Benoît XVI en Croatie : "Le bien de la famille est aussi le bien de l'Eglise"
Quatre cent mille personnes environ étaient réunies ce dimanche matin sur l'hippodrome
de Zagreb pour participer à la messe présidée par le Pape au deuxième jour de son
voyage apostolique en Croatie. Un voyage qui intervient à l'occasion de la première
rencontre nationale des familles catholiques croates. Dans son homélie, Benoît XVI
est longuement revenu sur l'importance de la famille, sur son rôle missionnaire, sur
sa place dans l'Eglise et sur la nécessité pour les Etats d'instaurer des "mesures
législatives" pour aider les familles notamment pour l'éducation des enfants.
Texte
intégral de l'homélie de Benoît XVI
Chers frères et sœurs, Au
cours de cette Sainte Messe que j’ai la joie de présider, concélébrant avec de nombreux
Frères dans l’épiscopat et avec un grand nombre de prêtres, je rends grâce au Seigneur
pour toutes les familles bien-aimées réunies ici, et pour tant d’autres qui sont reliées
à nous par la radio et la télévision. Je remercie particulièrement le Cardinal Josip
Bozanić, Archevêque de Zagreb, pour ses chaleureuses paroles du début de la Messe.

◆ Consigne 1:
Indiquez si chacune des affirmations suivantes est conforme à l'extrait à lire en répondant par oui ou par non, et citez à l'identique les mots qui le prouvent. (a) La messe a eu lieu au deuxième jour du voyage du Pape en Croatie. (b) Environ quarante mille personnes étaient réunies sur l'hippodrome de Zagreb. (c) Le Pape remercie le cardinal Josip Bozanić pour ses paroles prononcées au début de la messe.
◆ Consigne 2:
Recopiez mot pour mot le passage de l'extrait à lire qui va de « Quatre cent mille » à « l'éducation des enfants. ».

◆ Données enregistrées:
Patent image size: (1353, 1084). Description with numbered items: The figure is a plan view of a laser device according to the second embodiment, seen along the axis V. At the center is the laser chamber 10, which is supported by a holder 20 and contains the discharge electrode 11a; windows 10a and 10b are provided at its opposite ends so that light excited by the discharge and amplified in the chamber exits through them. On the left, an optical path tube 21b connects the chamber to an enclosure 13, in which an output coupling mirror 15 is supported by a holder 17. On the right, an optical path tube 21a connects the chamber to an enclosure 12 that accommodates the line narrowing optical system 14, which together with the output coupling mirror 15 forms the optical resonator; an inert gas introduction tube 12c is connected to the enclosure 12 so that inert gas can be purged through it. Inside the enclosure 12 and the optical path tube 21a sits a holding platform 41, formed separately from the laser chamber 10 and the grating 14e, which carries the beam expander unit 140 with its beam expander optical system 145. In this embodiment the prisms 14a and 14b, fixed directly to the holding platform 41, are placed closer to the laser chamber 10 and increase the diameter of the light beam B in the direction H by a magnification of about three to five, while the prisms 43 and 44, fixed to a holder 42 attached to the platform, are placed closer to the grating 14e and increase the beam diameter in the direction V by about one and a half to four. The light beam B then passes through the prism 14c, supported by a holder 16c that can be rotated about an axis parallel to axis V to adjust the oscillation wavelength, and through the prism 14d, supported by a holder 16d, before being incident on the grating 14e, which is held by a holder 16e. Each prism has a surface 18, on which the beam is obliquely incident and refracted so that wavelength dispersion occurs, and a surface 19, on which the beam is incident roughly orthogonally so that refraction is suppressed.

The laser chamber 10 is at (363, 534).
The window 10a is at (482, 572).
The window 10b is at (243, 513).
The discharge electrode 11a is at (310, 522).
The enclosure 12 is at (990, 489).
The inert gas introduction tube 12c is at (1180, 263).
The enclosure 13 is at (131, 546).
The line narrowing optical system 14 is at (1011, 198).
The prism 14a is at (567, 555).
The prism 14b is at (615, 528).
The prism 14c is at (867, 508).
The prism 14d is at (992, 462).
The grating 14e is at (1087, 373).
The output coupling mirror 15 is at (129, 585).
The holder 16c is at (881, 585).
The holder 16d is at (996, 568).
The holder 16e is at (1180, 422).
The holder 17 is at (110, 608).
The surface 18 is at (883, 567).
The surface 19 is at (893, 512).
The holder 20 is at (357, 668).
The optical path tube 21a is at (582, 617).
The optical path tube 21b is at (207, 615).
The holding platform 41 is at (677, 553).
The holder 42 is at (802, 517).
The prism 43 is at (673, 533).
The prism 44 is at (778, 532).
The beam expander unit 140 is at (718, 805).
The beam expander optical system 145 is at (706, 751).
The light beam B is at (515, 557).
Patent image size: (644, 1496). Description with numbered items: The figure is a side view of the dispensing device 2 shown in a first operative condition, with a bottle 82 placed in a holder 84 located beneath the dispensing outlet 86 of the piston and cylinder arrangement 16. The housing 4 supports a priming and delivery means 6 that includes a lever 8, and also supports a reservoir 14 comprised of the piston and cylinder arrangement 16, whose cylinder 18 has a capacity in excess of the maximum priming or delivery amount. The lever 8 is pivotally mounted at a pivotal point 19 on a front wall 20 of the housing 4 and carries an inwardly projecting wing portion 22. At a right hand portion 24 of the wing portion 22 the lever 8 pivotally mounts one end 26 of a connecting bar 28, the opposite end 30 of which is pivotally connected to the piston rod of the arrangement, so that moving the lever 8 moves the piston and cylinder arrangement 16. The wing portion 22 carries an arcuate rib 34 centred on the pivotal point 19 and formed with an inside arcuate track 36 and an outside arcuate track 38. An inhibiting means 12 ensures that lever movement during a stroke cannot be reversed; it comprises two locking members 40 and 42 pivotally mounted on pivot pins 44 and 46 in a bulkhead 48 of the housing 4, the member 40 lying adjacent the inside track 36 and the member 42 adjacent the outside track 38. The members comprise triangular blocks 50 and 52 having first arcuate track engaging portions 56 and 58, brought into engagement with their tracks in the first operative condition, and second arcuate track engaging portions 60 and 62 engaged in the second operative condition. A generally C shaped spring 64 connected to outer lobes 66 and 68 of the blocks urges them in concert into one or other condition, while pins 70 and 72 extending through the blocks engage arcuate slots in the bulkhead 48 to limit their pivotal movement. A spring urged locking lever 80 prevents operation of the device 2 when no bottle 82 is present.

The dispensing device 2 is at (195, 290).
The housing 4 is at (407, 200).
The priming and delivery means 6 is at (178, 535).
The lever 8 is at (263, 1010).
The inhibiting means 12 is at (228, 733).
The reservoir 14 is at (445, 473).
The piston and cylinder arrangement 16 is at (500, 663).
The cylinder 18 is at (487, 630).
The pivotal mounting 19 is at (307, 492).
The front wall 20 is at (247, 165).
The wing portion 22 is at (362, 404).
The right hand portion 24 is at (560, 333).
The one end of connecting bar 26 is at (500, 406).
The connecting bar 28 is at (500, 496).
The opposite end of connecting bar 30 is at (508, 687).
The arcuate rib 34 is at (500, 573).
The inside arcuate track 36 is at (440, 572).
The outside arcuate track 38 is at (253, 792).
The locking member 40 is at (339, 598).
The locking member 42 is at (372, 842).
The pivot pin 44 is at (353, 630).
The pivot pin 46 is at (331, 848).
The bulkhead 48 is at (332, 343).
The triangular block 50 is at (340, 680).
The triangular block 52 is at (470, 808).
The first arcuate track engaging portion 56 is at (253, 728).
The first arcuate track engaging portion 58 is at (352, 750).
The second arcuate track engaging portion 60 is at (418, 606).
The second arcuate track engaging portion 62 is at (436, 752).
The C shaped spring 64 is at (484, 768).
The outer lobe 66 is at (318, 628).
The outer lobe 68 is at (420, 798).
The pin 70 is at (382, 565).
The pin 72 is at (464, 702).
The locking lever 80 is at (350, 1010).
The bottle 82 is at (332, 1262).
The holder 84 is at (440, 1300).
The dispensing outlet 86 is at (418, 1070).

◆ Corrigé 1:
(a) Oui : « au deuxième jour de son voyage apostolique en Croatie ».
(b) Non : « Quatre cent mille personnes environ étaient réunies ce dimanche matin sur l'hippodrome de Zagreb ».
(c) Oui : « Je remercie particulièrement le Cardinal Josip Bozanić, Archevêque de Zagreb, pour ses chaleureuses paroles du début de la Messe ».

◆ Corrigé 2:
Quatre cent mille personnes environ étaient réunies ce dimanche matin sur l'hippodrome
de Zagreb pour participer à la messe présidée par le Pape au deuxième jour de son
voyage apostolique en Croatie. Un voyage qui intervient à l'occasion de la première
rencontre nationale des familles catholiques croates. Dans son homélie, Benoît XVI
est longuement revenu sur l'importance de la famille, sur son rôle missionnaire, sur
sa place dans l'Eglise et sur la nécessité pour les Etats d'instaurer des "mesures
législatives" pour aider les familles notamment pour l'éducation des enfants.